▶ EXCERPTED DATA:
───

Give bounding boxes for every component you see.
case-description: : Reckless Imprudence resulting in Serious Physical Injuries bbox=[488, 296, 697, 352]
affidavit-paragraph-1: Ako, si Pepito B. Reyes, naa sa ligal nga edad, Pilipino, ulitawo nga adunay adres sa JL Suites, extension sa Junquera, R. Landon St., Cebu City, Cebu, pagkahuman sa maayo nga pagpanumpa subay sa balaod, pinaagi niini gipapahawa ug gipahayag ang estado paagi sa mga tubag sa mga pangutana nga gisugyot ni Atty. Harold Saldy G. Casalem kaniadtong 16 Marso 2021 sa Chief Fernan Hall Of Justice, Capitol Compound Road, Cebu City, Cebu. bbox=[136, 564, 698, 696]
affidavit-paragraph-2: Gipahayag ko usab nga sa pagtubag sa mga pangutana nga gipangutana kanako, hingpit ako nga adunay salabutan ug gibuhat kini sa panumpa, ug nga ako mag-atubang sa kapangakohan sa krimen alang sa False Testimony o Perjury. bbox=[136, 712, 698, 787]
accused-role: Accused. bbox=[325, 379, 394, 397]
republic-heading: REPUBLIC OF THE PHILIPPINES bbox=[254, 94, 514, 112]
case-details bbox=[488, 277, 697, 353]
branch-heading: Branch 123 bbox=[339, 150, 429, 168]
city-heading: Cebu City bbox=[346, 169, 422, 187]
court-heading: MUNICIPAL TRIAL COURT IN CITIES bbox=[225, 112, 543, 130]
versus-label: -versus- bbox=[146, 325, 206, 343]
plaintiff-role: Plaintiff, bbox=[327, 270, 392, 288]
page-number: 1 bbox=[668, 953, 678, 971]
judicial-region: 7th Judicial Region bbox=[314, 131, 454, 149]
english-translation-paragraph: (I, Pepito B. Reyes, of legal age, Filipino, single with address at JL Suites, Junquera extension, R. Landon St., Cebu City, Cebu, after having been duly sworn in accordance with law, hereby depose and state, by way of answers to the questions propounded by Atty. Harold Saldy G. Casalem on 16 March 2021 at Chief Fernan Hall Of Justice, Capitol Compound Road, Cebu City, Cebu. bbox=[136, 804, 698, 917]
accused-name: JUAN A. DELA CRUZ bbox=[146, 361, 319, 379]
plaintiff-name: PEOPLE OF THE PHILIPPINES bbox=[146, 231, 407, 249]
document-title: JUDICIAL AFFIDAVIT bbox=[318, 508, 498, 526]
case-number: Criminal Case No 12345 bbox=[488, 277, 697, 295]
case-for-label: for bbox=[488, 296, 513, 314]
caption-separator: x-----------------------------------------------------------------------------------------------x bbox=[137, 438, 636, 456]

───

▶ STATED EXERCISE:
Copy out the whole listing above, line for line, without changing a single character.

▶ WRITTEN ANSWER:
Give bounding boxes for every component you see.
case-description: : Reckless Imprudence resulting in Serious Physical Injuries bbox=[488, 296, 697, 352]
affidavit-paragraph-1: Ako, si Pepito B. Reyes, naa sa ligal nga edad, Pilipino, ulitawo nga adunay adres sa JL Suites, extension sa Junquera, R. Landon St., Cebu City, Cebu, pagkahuman sa maayo nga pagpanumpa subay sa balaod, pinaagi niini gipapahawa ug gipahayag ang estado paagi sa mga tubag sa mga pangutana nga gisugyot ni Atty. Harold Saldy G. Casalem kaniadtong 16 Marso 2021 sa Chief Fernan Hall Of Justice, Capitol Compound Road, Cebu City, Cebu. bbox=[136, 564, 698, 696]
affidavit-paragraph-2: Gipahayag ko usab nga sa pagtubag sa mga pangutana nga gipangutana kanako, hingpit ako nga adunay salabutan ug gibuhat kini sa panumpa, ug nga ako mag-atubang sa kapangakohan sa krimen alang sa False Testimony o Perjury. bbox=[136, 712, 698, 787]
accused-role: Accused. bbox=[325, 379, 394, 397]
republic-heading: REPUBLIC OF THE PHILIPPINES bbox=[254, 94, 514, 112]
case-details bbox=[488, 277, 697, 353]
branch-heading: Branch 123 bbox=[339, 150, 429, 168]
city-heading: Cebu City bbox=[346, 169, 422, 187]
court-heading: MUNICIPAL TRIAL COURT IN CITIES bbox=[225, 112, 543, 130]
versus-label: -versus- bbox=[146, 325, 206, 343]
plaintiff-role: Plaintiff, bbox=[327, 270, 392, 288]
page-number: 1 bbox=[668, 953, 678, 971]
judicial-region: 7th Judicial Region bbox=[314, 131, 454, 149]
english-translation-paragraph: (I, Pepito B. Reyes, of legal age, Filipino, single with address at JL Suites, Junquera extension, R. Landon St., Cebu City, Cebu, after having been duly sworn in accordance with law, hereby depose and state, by way of answers to the questions propounded by Atty. Harold Saldy G. Casalem on 16 March 2021 at Chief Fernan Hall Of Justice, Capitol Compound Road, Cebu City, Cebu. bbox=[136, 804, 698, 917]
accused-name: JUAN A. DELA CRUZ bbox=[146, 361, 319, 379]
plaintiff-name: PEOPLE OF THE PHILIPPINES bbox=[146, 231, 407, 249]
document-title: JUDICIAL AFFIDAVIT bbox=[318, 508, 498, 526]
case-number: Criminal Case No 12345 bbox=[488, 277, 697, 295]
case-for-label: for bbox=[488, 296, 513, 314]
caption-separator: x-----------------------------------------------------------------------------------------------x bbox=[137, 438, 636, 456]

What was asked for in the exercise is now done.